INPUT FOR THIS TASK:
* START *

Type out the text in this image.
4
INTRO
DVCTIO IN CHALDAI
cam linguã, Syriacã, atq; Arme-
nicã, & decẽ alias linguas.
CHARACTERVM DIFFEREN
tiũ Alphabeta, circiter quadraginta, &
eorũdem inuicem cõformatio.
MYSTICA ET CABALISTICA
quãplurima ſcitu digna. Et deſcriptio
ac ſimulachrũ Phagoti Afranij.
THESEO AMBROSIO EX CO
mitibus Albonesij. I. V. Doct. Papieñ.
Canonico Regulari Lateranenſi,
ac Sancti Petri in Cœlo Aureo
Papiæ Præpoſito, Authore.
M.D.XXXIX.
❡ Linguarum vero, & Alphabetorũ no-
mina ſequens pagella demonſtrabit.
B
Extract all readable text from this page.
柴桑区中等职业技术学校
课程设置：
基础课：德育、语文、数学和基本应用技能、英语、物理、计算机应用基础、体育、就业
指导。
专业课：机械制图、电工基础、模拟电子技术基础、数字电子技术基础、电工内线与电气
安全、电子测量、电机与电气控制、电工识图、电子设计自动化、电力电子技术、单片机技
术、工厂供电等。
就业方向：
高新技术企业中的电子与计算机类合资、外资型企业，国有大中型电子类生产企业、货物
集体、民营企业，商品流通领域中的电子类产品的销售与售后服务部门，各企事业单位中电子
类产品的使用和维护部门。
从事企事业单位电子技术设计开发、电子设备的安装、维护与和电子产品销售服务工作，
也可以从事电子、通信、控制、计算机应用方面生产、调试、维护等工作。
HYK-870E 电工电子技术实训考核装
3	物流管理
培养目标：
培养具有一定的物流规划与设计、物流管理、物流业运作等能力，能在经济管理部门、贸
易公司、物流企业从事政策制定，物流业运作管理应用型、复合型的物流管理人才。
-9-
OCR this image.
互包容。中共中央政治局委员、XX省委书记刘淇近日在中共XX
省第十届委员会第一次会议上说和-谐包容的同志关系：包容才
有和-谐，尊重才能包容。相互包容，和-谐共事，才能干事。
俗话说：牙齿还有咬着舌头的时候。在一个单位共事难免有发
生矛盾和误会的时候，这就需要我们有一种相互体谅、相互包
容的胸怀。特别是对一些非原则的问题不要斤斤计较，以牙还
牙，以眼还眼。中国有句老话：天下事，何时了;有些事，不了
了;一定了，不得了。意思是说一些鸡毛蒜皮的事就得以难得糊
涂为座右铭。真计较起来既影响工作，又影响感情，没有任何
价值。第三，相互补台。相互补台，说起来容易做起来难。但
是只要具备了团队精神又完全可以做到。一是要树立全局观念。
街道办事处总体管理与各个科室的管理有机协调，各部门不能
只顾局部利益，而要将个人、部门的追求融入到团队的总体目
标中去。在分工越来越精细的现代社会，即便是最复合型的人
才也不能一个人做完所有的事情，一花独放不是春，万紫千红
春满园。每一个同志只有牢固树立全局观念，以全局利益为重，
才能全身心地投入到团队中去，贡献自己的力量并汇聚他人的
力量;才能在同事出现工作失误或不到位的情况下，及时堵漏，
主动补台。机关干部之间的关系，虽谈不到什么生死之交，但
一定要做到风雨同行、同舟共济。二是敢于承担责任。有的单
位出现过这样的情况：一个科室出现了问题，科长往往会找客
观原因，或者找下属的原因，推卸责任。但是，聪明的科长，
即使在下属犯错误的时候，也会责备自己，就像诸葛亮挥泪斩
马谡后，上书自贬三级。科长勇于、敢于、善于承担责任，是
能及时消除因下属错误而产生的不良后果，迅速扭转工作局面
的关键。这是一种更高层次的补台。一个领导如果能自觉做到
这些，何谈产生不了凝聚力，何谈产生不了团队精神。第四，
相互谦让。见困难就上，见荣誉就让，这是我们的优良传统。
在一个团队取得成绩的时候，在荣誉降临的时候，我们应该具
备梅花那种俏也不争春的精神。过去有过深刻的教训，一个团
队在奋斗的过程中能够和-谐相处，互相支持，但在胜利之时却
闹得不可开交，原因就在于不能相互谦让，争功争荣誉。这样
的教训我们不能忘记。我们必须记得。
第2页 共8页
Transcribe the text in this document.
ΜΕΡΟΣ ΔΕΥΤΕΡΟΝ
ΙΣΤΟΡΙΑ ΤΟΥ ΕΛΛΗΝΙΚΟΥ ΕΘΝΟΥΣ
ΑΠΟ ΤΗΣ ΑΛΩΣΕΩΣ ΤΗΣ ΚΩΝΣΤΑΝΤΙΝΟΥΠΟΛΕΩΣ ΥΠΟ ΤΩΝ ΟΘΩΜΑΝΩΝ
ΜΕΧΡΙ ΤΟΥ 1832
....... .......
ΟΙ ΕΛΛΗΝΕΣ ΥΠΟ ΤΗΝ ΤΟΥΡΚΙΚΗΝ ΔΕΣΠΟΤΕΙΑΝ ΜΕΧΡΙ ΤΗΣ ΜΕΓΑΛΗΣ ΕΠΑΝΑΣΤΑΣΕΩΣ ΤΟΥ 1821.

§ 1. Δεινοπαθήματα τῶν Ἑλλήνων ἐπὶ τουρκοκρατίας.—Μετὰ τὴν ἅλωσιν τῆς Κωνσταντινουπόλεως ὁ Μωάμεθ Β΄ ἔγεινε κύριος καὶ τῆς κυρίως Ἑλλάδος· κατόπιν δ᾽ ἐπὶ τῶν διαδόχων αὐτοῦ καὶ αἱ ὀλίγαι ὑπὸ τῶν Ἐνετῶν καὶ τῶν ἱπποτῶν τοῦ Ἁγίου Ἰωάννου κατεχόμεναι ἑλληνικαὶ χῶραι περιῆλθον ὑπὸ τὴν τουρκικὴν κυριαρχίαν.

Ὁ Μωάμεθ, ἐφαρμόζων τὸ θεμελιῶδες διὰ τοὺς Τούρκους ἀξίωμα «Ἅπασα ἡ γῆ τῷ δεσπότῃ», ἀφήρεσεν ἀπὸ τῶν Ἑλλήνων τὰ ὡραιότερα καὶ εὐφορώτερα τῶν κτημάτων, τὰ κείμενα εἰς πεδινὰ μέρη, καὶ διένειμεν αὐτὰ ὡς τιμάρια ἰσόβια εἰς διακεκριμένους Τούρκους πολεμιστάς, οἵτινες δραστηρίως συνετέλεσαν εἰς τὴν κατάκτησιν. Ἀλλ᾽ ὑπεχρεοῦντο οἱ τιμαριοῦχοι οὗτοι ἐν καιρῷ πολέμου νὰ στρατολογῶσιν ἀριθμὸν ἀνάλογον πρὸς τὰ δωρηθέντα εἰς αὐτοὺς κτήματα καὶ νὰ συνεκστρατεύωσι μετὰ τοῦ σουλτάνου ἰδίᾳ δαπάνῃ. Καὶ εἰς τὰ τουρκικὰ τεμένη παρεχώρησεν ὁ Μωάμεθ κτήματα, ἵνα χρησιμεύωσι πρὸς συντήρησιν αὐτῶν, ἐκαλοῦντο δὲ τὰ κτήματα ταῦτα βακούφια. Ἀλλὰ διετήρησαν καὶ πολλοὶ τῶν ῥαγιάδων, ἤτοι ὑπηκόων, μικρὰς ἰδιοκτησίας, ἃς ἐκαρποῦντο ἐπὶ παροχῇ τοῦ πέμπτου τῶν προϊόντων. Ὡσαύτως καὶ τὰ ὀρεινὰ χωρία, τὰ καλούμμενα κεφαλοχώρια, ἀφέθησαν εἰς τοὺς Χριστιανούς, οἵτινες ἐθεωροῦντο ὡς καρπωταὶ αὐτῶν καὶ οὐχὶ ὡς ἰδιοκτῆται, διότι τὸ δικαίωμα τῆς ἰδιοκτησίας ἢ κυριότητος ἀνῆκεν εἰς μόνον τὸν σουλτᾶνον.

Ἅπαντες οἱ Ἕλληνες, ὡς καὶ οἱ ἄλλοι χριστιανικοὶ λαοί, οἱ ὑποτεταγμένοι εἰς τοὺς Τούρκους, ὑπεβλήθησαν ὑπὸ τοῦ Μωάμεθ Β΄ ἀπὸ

* END *

WHAT THIS TASK INVOLVES:
Within the records above, how many lines include the word "Μωάμεθ"? State the number by itself.

FINISHED EXERCISE:
3